### REQUIREMENTS
1 – Answer these questions using the forum thread about DeviantArt, one answer per line marked to match:
(a) For about how many years after registering did Arzazar Szubrasznikarazar find DeviantArt a decent art community?
(b) Which platform did EndsOfTheEarth say would do better?
(c) How many faves per day do the fav spammers now do, according to the quoted post about returning to post two graphics?
2 – In the forum thread about DeviantArt, switch "administration" to "management" and give the passage again, starting with "The saddest thing" and going on through "really about artists.".
3 – Continue the forum thread about DeviantArt from the point where it stops.

### SOURCE DOCUMENT
----------------

# I hate DeviantArt



## Arzazar Szubrasznikarazar (Apr 9, 2015)

huhman said:


> I don't mean to come off as a dick but that reason is pretty absurd for hating the website.


It's not an absurd reason. They aren't disposing of people who are grossly abusing it by doing mass spamming, to the point of automating spamming. When I registered there and for about 8 years after that, it used to be a decent art community where people would honestly like work they like and ignore stuff they don't like. Now, faves are dishonestly used as a marketing tool on mass scale and one has to check each one instead of assuming they are real.
The saddest thing is seeing clueless kids thinking their work was honestly liked by the fav spammer.



huhman said:


> As someone who sometimes does commissions for money, I have complaints about how full the site is of people trying to get artists to draw for free. That isn't a problem with the site's administration but rather the user base. It leaves a lot to be desired from what could be considered the most used internet art platform


It is a problem with the site's administration. DA is all about people getting free art and DA getting advertisement money and free or next-to-free content for their physical products. It was never really about artists.
That's a general problem with all these big art gallery sites that sell print-on-demand products. They fuck over artists, depressing prices of art prints to the point where it's not worth the effort put in by artists, they normalize free art.

People wanting art to be drawn for free is a direct consequences of sites like DA normalizing art being free and normalizing low prices of stuff like prints.


----------



## Maybe (Sep 10, 2016)

Arzazar Szubrasznikarazar said:


> Just made an error of returning there to post two graphics. I immediately received a fave on each. Turned out there are now fav spammers that do 1500 faves (automated?) per day.
> Before fav spammers were a problem but it's ridiculous now. And they still don't want to ban them.


----------



## EndsOfTheEarth (Mar 14, 2015)

Arzazar Szubrasznikarazar said:


> Which platforms are better?


You'd do better on instagram.


----------



## Arzazar Szubrasznikarazar (Apr 9, 2015)

Maybe said:


>


Apparently the result of his video is that people started trolling people named in it. Anyway, he doesn't say anything insightful and doesn't point out any actual bad things about the website as an artist community. It's obvious there are lots of unskilled people on that site, I don't think it's harmful in itself - I never had trouble avoiding them and finding artists I like. Though I find it fascinating that these people have fans  .


----------



## Arzazar Szubrasznikarazar (Apr 9, 2015)

EndsOfTheEarth said:


> You'd do better on instagram.


How would having an instagram account help me? Already tried Tumblr and for some reason I have hard time getting any followers despite lots of people on forums liking my stuff :/ .


----------



## EndsOfTheEarth (Mar 14, 2015)

----------------

### SUPPLIED INFORMATION
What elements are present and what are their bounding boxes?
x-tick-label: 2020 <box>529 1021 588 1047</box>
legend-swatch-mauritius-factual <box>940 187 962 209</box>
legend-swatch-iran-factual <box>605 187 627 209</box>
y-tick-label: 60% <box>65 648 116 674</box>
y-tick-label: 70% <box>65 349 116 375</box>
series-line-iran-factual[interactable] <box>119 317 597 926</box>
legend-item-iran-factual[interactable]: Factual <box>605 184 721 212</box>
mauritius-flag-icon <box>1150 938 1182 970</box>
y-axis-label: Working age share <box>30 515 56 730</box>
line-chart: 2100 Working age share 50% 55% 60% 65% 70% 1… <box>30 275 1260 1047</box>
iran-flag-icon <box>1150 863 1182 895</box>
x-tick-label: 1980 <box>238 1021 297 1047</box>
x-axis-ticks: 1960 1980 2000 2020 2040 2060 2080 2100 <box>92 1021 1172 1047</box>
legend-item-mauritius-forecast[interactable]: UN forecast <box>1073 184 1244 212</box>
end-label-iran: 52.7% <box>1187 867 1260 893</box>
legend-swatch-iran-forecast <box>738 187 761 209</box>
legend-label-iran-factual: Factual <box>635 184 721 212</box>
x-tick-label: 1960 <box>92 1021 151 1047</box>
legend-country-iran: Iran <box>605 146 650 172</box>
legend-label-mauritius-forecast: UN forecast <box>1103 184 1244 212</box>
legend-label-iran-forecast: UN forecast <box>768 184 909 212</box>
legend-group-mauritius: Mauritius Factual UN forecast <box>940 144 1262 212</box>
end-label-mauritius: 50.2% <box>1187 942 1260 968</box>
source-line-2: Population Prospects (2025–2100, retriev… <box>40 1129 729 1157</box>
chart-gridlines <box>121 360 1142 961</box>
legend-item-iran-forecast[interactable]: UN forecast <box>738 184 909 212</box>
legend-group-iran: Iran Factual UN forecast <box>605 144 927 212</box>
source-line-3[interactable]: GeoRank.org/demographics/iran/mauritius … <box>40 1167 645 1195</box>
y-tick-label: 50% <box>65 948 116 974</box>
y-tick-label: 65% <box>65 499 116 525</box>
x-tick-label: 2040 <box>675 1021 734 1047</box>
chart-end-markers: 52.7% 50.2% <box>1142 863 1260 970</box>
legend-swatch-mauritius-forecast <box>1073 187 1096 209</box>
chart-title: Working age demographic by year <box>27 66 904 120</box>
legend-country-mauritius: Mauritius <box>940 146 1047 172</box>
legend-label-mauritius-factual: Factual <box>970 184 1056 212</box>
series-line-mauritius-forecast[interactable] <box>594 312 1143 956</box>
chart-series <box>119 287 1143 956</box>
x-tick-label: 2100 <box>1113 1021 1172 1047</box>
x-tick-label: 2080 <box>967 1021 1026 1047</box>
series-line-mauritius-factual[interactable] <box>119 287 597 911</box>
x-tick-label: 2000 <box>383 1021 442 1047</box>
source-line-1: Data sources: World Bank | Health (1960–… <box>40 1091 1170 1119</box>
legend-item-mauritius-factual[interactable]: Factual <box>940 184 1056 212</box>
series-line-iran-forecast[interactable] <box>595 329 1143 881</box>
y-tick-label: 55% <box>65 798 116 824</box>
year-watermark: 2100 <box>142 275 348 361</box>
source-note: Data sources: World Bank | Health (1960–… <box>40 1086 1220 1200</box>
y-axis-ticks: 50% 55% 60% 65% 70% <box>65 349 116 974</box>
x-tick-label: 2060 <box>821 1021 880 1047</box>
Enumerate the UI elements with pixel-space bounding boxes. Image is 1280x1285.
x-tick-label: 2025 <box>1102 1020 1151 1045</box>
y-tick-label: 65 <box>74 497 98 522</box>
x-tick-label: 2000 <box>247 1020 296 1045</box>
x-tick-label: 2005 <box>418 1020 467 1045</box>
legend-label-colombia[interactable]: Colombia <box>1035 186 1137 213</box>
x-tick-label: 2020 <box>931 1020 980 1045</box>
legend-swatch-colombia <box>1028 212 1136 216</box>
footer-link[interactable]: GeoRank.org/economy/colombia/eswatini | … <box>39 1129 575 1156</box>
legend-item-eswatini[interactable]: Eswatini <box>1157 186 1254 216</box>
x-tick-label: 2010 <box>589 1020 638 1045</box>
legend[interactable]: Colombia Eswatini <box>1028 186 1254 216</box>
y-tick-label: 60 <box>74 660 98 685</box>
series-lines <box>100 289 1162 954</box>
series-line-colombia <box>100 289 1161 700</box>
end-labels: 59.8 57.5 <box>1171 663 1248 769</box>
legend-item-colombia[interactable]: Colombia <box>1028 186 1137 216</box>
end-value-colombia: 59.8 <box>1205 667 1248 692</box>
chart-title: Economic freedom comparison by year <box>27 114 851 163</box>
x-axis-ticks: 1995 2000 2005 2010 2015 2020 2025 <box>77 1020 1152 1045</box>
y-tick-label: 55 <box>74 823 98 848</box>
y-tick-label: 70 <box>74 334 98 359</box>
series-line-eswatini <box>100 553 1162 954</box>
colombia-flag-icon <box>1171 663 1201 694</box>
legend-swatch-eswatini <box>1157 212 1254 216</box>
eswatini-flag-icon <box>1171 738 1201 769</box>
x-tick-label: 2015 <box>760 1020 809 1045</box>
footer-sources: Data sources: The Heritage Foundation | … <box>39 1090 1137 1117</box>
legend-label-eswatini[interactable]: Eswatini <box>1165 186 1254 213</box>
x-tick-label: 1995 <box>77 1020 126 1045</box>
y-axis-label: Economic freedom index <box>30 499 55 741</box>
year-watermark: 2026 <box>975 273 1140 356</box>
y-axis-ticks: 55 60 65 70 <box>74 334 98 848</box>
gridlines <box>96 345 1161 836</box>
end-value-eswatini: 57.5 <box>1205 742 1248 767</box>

----------------

### ANSWERS TO EACH TASK
1 –
(a) About 8 years.
(b) Instagram.
(c) 1500.

2 –
The saddest thing is seeing clueless kids thinking their work was honestly liked by the fav spammer.



huhman said:


> As someone who sometimes does commissions for money, I have complaints about how full the site is of people trying to get artists to draw for free. That isn't a problem with the site's management but rather the user base. It leaves a lot to be desired from what could be considered the most used internet art platform


It is a problem with the site's management. DA is all about people getting free art and DA getting advertisement money and free or next-to-free content for their physical products. It was never really about artists.

3 –
It's just a more popular format for visual arts. Lots of photographers use it to get followings. I was on Instagram for about 5mins posting inane crap about life and got a follower. It seems people on there have nothing better to do.


----------



## dukaalmaar (Dec 27, 2016)

I heard there are a LOT of art thieves on instagram and no way to get your stuff taken down from their accounts or something along those lines though

dA's been on a downward spiral for ages though. I just stick to my own little niche, I've got a few friends and I'm part of a couple of closed species communities- and that's another thing, there's these people making "unique" and "original" species like My Little Pony ripoffs or dogs made of sushi then selling them for upwards of $200. Wow!! So original!!!1

I like it when they have draw-to-adopt events or the chance to make designs for the creator in exchange for one you design yourself. I usually prefer designing my own stuff anyway and I got two of these that way


----------



## welkin (Jan 25, 2017)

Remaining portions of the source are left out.